Items from a data source:
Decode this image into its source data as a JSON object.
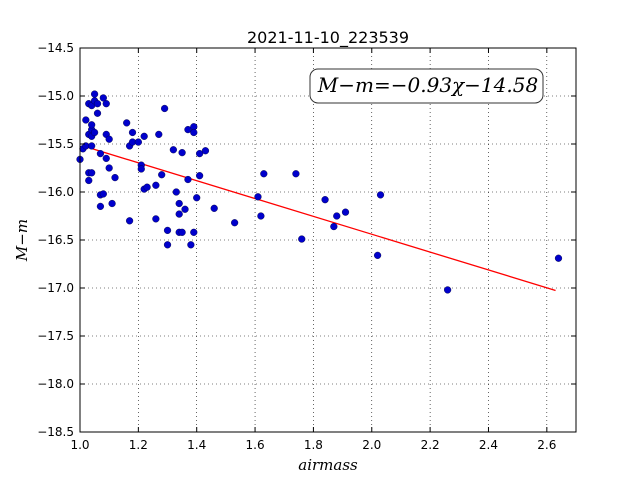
{
  "chart_data": {
    "type": "scatter",
    "title": "2021-11-10_223539",
    "xlabel": "airmass",
    "ylabel": "M−m",
    "xlim": [
      1.0,
      2.7
    ],
    "ylim": [
      -18.5,
      -14.5
    ],
    "xticks": [
      "1.0",
      "1.2",
      "1.4",
      "1.6",
      "1.8",
      "2.0",
      "2.2",
      "2.4",
      "2.6"
    ],
    "xtick_values": [
      1.0,
      1.2,
      1.4,
      1.6,
      1.8,
      2.0,
      2.2,
      2.4,
      2.6
    ],
    "yticks": [
      "−14.5",
      "−15.0",
      "−15.5",
      "−16.0",
      "−16.5",
      "−17.0",
      "−17.5",
      "−18.0",
      "−18.5"
    ],
    "ytick_values": [
      -14.5,
      -15.0,
      -15.5,
      -16.0,
      -16.5,
      -17.0,
      -17.5,
      -18.0,
      -18.5
    ],
    "grid": true,
    "annotation": "M−m=−0.93χ−14.58",
    "annotation_position": "top-right",
    "fit_line": {
      "slope": -0.93,
      "intercept": -14.58,
      "x_range": [
        1.02,
        2.63
      ],
      "color": "#ff0000"
    },
    "marker_color": "#0000cc",
    "points": {
      "x": [
        1.0,
        1.01,
        1.02,
        1.02,
        1.03,
        1.03,
        1.03,
        1.03,
        1.04,
        1.04,
        1.04,
        1.04,
        1.04,
        1.04,
        1.05,
        1.05,
        1.05,
        1.06,
        1.06,
        1.07,
        1.07,
        1.07,
        1.08,
        1.08,
        1.09,
        1.09,
        1.09,
        1.1,
        1.1,
        1.11,
        1.12,
        1.16,
        1.17,
        1.17,
        1.18,
        1.18,
        1.2,
        1.21,
        1.21,
        1.22,
        1.22,
        1.23,
        1.26,
        1.26,
        1.27,
        1.28,
        1.29,
        1.3,
        1.3,
        1.32,
        1.33,
        1.34,
        1.34,
        1.34,
        1.35,
        1.35,
        1.36,
        1.37,
        1.37,
        1.38,
        1.39,
        1.39,
        1.39,
        1.4,
        1.41,
        1.41,
        1.43,
        1.46,
        1.53,
        1.61,
        1.62,
        1.63,
        1.74,
        1.76,
        1.84,
        1.87,
        1.88,
        1.91,
        2.02,
        2.03,
        2.26,
        2.64
      ],
      "y": [
        -15.66,
        -15.55,
        -15.52,
        -15.25,
        -15.8,
        -15.88,
        -15.4,
        -15.08,
        -15.35,
        -15.3,
        -15.42,
        -15.52,
        -15.8,
        -15.1,
        -15.05,
        -14.98,
        -15.38,
        -15.18,
        -15.08,
        -15.6,
        -16.15,
        -16.03,
        -15.02,
        -16.02,
        -15.08,
        -15.4,
        -15.65,
        -15.45,
        -15.75,
        -16.12,
        -15.85,
        -15.28,
        -16.3,
        -15.52,
        -15.48,
        -15.38,
        -15.48,
        -15.72,
        -15.76,
        -15.42,
        -15.97,
        -15.95,
        -15.93,
        -16.28,
        -15.4,
        -15.82,
        -15.13,
        -16.55,
        -16.4,
        -15.56,
        -16.0,
        -16.23,
        -16.12,
        -16.42,
        -15.59,
        -16.42,
        -16.18,
        -15.35,
        -15.87,
        -16.55,
        -15.32,
        -15.38,
        -16.42,
        -16.06,
        -15.6,
        -15.83,
        -15.57,
        -16.17,
        -16.32,
        -16.05,
        -16.25,
        -15.81,
        -15.81,
        -16.49,
        -16.08,
        -16.36,
        -16.25,
        -16.21,
        -16.66,
        -16.03,
        -17.02,
        -16.69
      ]
    }
  }
}
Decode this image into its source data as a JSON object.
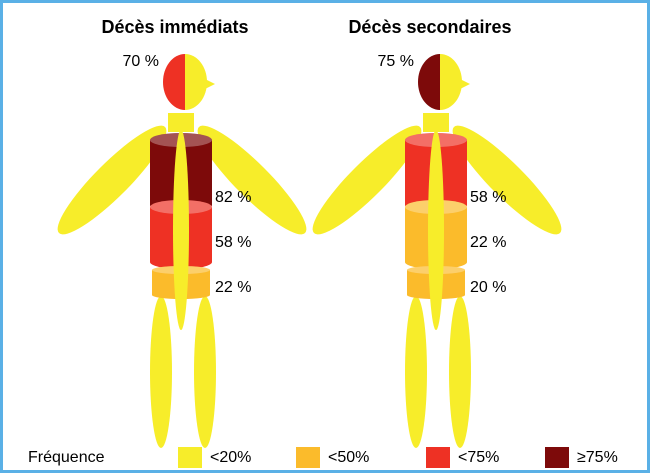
{
  "figures": [
    {
      "title": "Décès immédiats",
      "head": {
        "label": "70 %",
        "color": "#ee3124"
      },
      "segments": [
        {
          "label": "82 %",
          "color": "#7d0a0a"
        },
        {
          "label": "58 %",
          "color": "#ee3124"
        },
        {
          "label": "22 %",
          "color": "#fbbb2b"
        }
      ]
    },
    {
      "title": "Décès secondaires",
      "head": {
        "label": "75 %",
        "color": "#7d0a0a"
      },
      "segments": [
        {
          "label": "58 %",
          "color": "#ee3124"
        },
        {
          "label": "22 %",
          "color": "#fbbb2b"
        },
        {
          "label": "20 %",
          "color": "#fbbb2b"
        }
      ]
    }
  ],
  "legend": {
    "title": "Fréquence",
    "items": [
      {
        "label": "<20%",
        "color": "#f7ed2a"
      },
      {
        "label": "<50%",
        "color": "#fbbb2b"
      },
      {
        "label": "<75%",
        "color": "#ee3124"
      },
      {
        "label": "≥75%",
        "color": "#7d0a0a"
      }
    ]
  }
}
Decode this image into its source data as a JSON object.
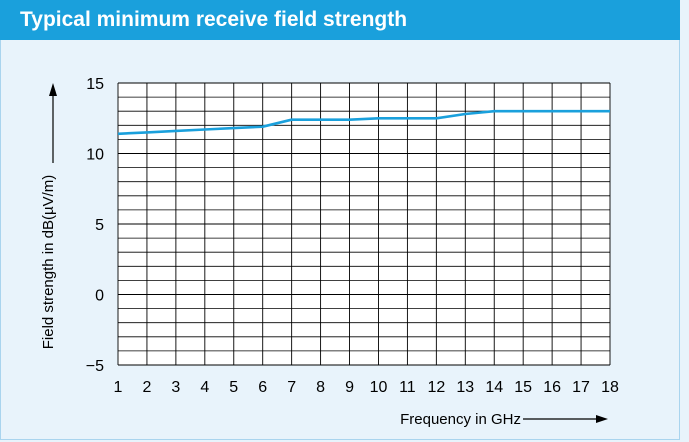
{
  "title": "Typical minimum receive field strength",
  "colors": {
    "title_bar": "#1aa0dc",
    "panel_bg": "#e8f3fb",
    "line": "#1aa0dc",
    "grid": "#000000"
  },
  "chart_data": {
    "type": "line",
    "title": "Typical minimum receive field strength",
    "xlabel": "Frequency in GHz",
    "ylabel": "Field strength in dB(µV/m)",
    "xlim": [
      1,
      18
    ],
    "ylim": [
      -5,
      15
    ],
    "x_ticks": [
      "1",
      "2",
      "3",
      "4",
      "5",
      "6",
      "7",
      "8",
      "9",
      "10",
      "11",
      "12",
      "13",
      "14",
      "15",
      "16",
      "17",
      "18"
    ],
    "y_ticks": [
      "−5",
      "0",
      "5",
      "10",
      "15"
    ],
    "y_tick_values": [
      -5,
      0,
      5,
      10,
      15
    ],
    "grid": true,
    "series": [
      {
        "x": [
          1,
          2,
          3,
          4,
          5,
          6,
          7,
          8,
          9,
          10,
          11,
          12,
          13,
          14,
          15,
          16,
          17,
          18
        ],
        "y": [
          11.4,
          11.5,
          11.6,
          11.7,
          11.8,
          11.9,
          12.4,
          12.4,
          12.4,
          12.5,
          12.5,
          12.5,
          12.8,
          13.0,
          13.0,
          13.0,
          13.0,
          13.0
        ]
      }
    ]
  }
}
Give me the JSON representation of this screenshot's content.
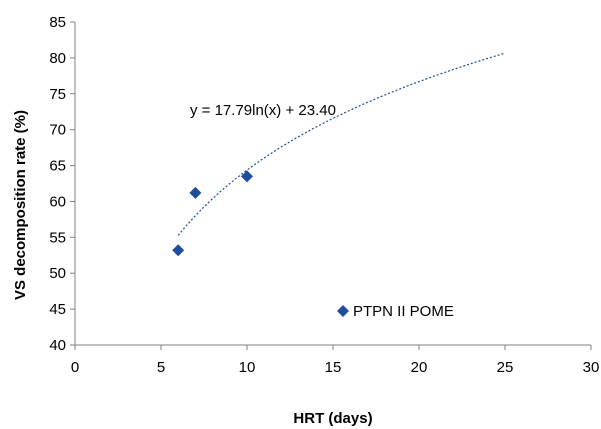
{
  "chart_data": {
    "type": "scatter",
    "xlabel": "HRT (days)",
    "ylabel": "VS decomposition rate (%)",
    "xlim": [
      0,
      30
    ],
    "ylim": [
      40,
      85
    ],
    "x_ticks": [
      0,
      5,
      10,
      15,
      20,
      25,
      30
    ],
    "y_ticks": [
      40,
      45,
      50,
      55,
      60,
      65,
      70,
      75,
      80,
      85
    ],
    "grid": false,
    "legend_position": "inside-bottom-right",
    "series": [
      {
        "name": "PTPN II POME",
        "marker": "diamond",
        "color": "#1f4e9c",
        "x": [
          6,
          7,
          10
        ],
        "y": [
          53.2,
          61.2,
          63.5
        ]
      }
    ],
    "trendline": {
      "type": "logarithmic",
      "equation_label": "y = 17.79ln(x) + 23.40",
      "a": 17.79,
      "b": 23.4,
      "x_range": [
        6,
        25
      ],
      "color": "#1f4e9c",
      "style": "dotted"
    }
  }
}
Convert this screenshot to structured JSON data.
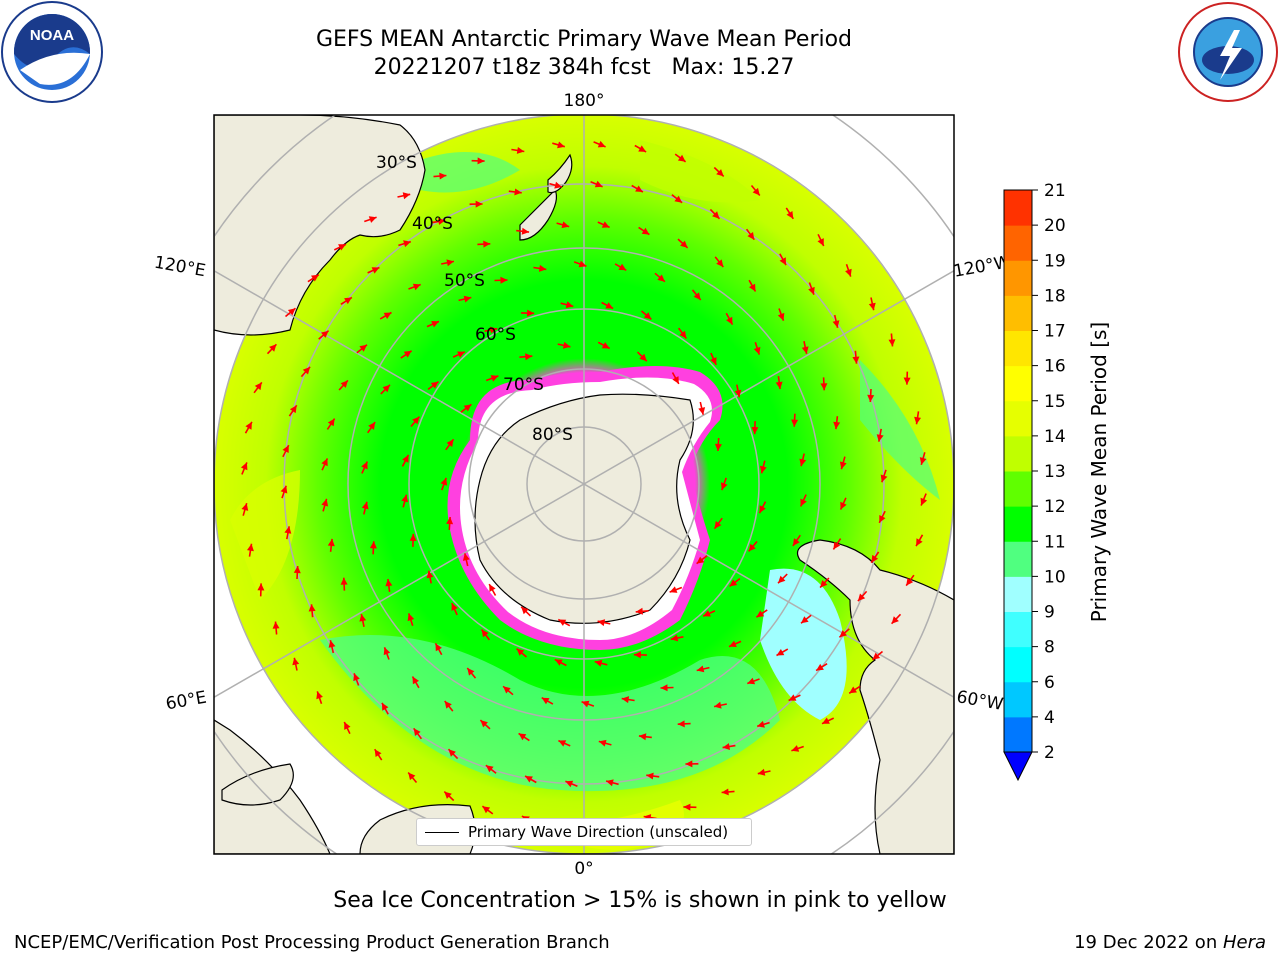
{
  "title": {
    "line1": "GEFS MEAN Antarctic Primary Wave Mean Period",
    "line2": "20221207 t18z 384h fcst   Max: 15.27"
  },
  "logos": {
    "left": "noaa-logo",
    "left_text": "NOAA",
    "right": "nws-logo",
    "right_text": "NATIONAL WEATHER SERVICE"
  },
  "map": {
    "projection": "south-polar-stereographic",
    "longitude_labels": {
      "top": "180°",
      "bottom": "0°",
      "upper_left": "120°E",
      "upper_right": "120°W",
      "lower_left": "60°E",
      "lower_right": "60°W"
    },
    "latitude_labels": [
      "30°S",
      "40°S",
      "50°S",
      "60°S",
      "70°S",
      "80°S"
    ],
    "colors": {
      "land": "#eeecdd",
      "ice_free_center": "#ffffff",
      "gridlines": "#b0b0b0",
      "arrows": "#ff0000",
      "sea_ice_edge": "#ff40e0"
    }
  },
  "legend": {
    "label": "Primary Wave Direction (unscaled)"
  },
  "colorbar": {
    "label": "Primary Wave Mean Period [s]",
    "ticks": [
      "2",
      "4",
      "6",
      "8",
      "9",
      "10",
      "11",
      "12",
      "13",
      "14",
      "15",
      "16",
      "17",
      "18",
      "19",
      "20",
      "21"
    ],
    "colors": [
      "#0078ff",
      "#00c8ff",
      "#00ffff",
      "#40ffff",
      "#a0ffff",
      "#50ff80",
      "#00ff00",
      "#60ff00",
      "#c0ff00",
      "#e6ff00",
      "#ffff00",
      "#ffe600",
      "#ffbe00",
      "#ff9600",
      "#ff6400",
      "#ff3200"
    ],
    "under_color": "#0000ff"
  },
  "note": "Sea Ice Concentration > 15% is shown in pink to yellow",
  "footer": {
    "left": "NCEP/EMC/Verification Post Processing Product Generation Branch",
    "right_date": "19 Dec 2022 on ",
    "right_machine": "Hera"
  }
}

Written problem -> State how many lines of the listing hold the string "minimum"; reply with the number and nothing else.

Task output -> 2